> The task: Gather each line below that contains the string "series" and copy it in full.

==== Provided entries

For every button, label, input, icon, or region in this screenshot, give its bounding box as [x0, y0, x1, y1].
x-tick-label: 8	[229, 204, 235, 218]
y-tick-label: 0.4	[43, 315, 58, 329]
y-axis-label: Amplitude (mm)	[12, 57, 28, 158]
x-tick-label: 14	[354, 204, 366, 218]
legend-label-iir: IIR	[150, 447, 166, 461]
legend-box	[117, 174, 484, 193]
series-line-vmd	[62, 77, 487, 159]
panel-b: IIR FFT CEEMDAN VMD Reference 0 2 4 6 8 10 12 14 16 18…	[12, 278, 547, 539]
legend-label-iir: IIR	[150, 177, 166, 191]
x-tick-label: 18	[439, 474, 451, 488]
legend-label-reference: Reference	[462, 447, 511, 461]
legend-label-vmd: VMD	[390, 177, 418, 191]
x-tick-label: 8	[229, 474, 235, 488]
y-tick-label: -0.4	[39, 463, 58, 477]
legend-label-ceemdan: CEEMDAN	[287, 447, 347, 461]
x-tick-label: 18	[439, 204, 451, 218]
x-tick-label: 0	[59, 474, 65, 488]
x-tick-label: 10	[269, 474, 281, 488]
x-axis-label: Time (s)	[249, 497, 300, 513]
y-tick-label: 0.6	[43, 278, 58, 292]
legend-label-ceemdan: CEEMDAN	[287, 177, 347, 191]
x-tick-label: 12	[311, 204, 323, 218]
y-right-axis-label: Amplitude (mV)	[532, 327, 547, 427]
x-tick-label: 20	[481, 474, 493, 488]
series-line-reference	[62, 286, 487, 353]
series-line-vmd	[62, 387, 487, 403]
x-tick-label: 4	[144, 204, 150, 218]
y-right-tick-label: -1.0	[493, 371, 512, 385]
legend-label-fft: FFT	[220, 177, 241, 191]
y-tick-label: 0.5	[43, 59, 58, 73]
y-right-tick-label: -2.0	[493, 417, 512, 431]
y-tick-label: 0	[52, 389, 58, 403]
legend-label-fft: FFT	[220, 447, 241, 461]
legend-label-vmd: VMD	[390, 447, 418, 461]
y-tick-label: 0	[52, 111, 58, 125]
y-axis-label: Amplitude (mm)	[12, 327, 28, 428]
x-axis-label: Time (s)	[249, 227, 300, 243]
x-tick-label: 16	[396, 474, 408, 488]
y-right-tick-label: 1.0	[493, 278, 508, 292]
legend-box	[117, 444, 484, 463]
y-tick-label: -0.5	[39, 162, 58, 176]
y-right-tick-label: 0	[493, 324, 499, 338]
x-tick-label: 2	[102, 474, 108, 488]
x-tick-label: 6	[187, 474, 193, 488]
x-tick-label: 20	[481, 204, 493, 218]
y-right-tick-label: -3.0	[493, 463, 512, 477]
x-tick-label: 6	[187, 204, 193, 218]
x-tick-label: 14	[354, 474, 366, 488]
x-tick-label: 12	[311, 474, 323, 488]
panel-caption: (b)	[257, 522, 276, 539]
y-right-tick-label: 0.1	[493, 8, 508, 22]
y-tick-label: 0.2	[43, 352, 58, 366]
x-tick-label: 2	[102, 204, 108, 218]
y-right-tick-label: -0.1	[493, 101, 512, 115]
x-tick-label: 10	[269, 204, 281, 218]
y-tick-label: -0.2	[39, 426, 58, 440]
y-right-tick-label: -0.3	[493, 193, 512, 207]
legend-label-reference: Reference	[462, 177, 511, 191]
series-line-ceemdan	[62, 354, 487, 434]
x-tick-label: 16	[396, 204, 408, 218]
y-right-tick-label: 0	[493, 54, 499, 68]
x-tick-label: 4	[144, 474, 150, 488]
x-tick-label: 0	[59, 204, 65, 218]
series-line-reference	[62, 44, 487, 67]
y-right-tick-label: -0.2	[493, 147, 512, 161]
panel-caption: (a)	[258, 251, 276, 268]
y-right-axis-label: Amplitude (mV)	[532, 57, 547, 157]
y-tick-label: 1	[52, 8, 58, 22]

========

> Task solution:
series-line-vmd	[62, 77, 487, 159]
series-line-reference	[62, 286, 487, 353]
series-line-vmd	[62, 387, 487, 403]
series-line-ceemdan	[62, 354, 487, 434]
series-line-reference	[62, 44, 487, 67]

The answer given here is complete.